Data shown start
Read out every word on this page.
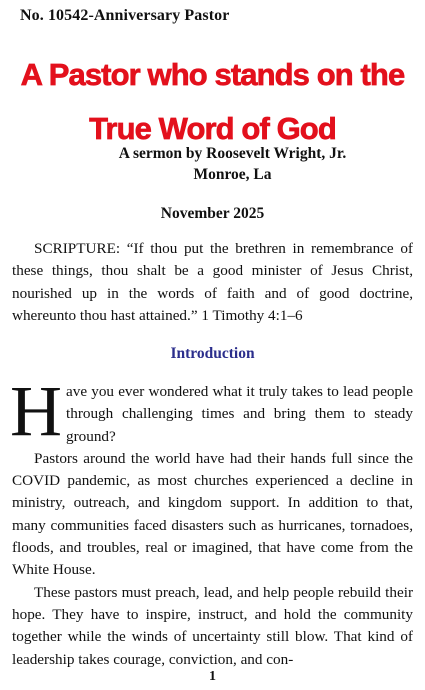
No. 10542-Anniversary Pastor
A Pastor who stands on the
True Word of God
A sermon by Roosevelt Wright, Jr.
Monroe, La
November 2025
SCRIPTURE: “If thou put the brethren in remembrance of these things, thou shalt be a good minister of Jesus Christ, nourished up in the words of faith and of good doctrine, whereunto thou hast attained.” 1 Timothy 4:1–6
Introduction

Have you ever wondered what it truly takes to lead people through challenging times and bring them to steady ground?

Pastors around the world have had their hands full since the COVID pandemic, as most churches experienced a decline in ministry, outreach, and kingdom support. In addition to that, many communities faced disasters such as hurricanes, tornadoes, floods, and troubles, real or imagined, that have come from the White House.

These pastors must preach, lead, and help people rebuild their hope. They have to inspire, instruct, and hold the community together while the winds of uncertainty still blow. That kind of leadership takes courage, conviction, and con-

1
Data shown end
■ Short problem
Print out every entry above without changing a word, and leave out the pictures.

■ Problem solution
Read out every word on this page.
No. 10542-Anniversary Pastor
A Pastor who stands on the
True Word of God
A sermon by Roosevelt Wright, Jr.
Monroe, La
November 2025
SCRIPTURE: “If thou put the brethren in remembrance of these things, thou shalt be a good minister of Jesus Christ, nourished up in the words of faith and of good doctrine, whereunto thou hast attained.” 1 Timothy 4:1–6
Introduction

Have you ever wondered what it truly takes to lead people through challenging times and bring them to steady ground?

Pastors around the world have had their hands full since the COVID pandemic, as most churches experienced a decline in ministry, outreach, and kingdom support. In addition to that, many communities faced disasters such as hurricanes, tornadoes, floods, and troubles, real or imagined, that have come from the White House.

These pastors must preach, lead, and help people rebuild their hope. They have to inspire, instruct, and hold the community together while the winds of uncertainty still blow. That kind of leadership takes courage, conviction, and con-

1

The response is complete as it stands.